## Written task:
Faithfully return all lines, omitting every embedded picture.
** Start of Dataset excerpts **
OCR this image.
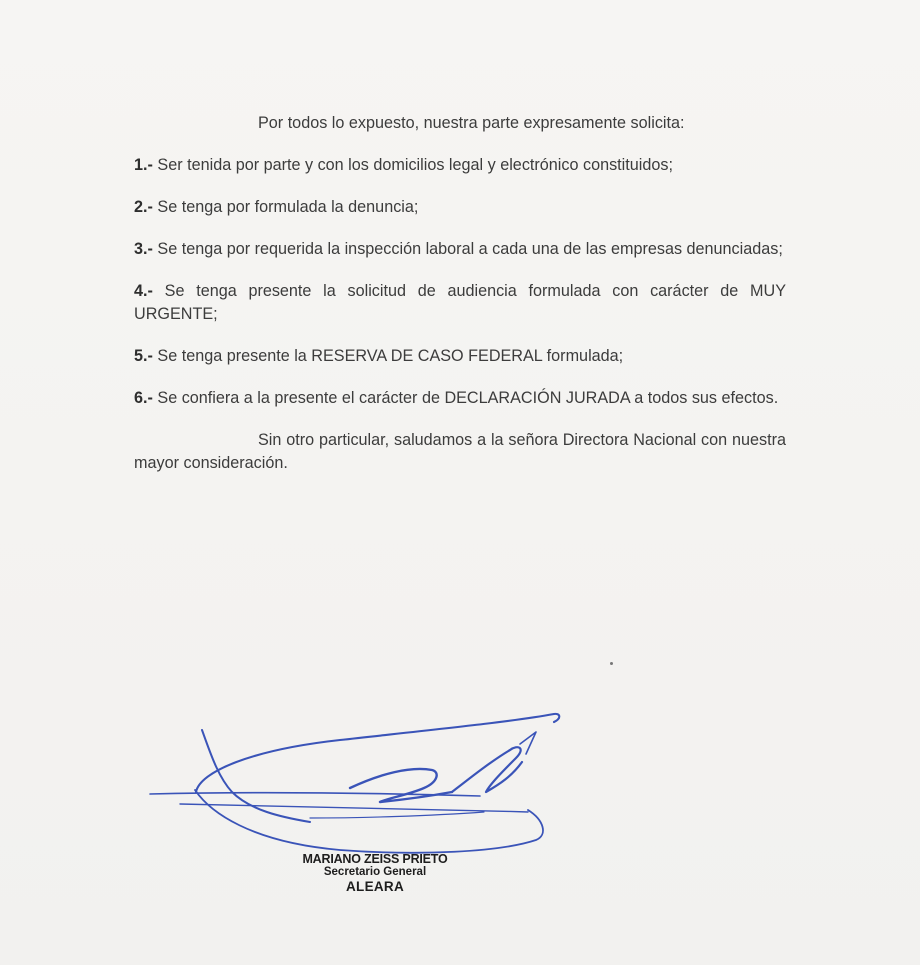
Por todos lo expuesto, nuestra parte expresamente solicita:

1.- Ser tenida por parte y con los domicilios legal y electrónico constituidos;

2.- Se tenga por formulada la denuncia;

3.- Se tenga por requerida la inspección laboral a cada una de las empresas denunciadas;

4.- Se tenga presente la solicitud de audiencia formulada con carácter de MUY URGENTE;

5.- Se tenga presente la RESERVA DE CASO FEDERAL formulada;

6.- Se confiera a la presente el carácter de DECLARACIÓN JURADA a todos sus efectos.

Sin otro particular, saludamos a la señora Directora Nacional con nuestra mayor consideración.

MARIANO ZEISS PRIETO
Secretario General
ALEARA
** End of Dataset excerpts **
## Solution for this exercise:
OCR this image.
Por todos lo expuesto, nuestra parte expresamente solicita:

1.- Ser tenida por parte y con los domicilios legal y electrónico constituidos;

2.- Se tenga por formulada la denuncia;

3.- Se tenga por requerida la inspección laboral a cada una de las empresas denunciadas;

4.- Se tenga presente la solicitud de audiencia formulada con carácter de MUY URGENTE;

5.- Se tenga presente la RESERVA DE CASO FEDERAL formulada;

6.- Se confiera a la presente el carácter de DECLARACIÓN JURADA a todos sus efectos.

Sin otro particular, saludamos a la señora Directora Nacional con nuestra mayor consideración.

MARIANO ZEISS PRIETO
Secretario General
ALEARA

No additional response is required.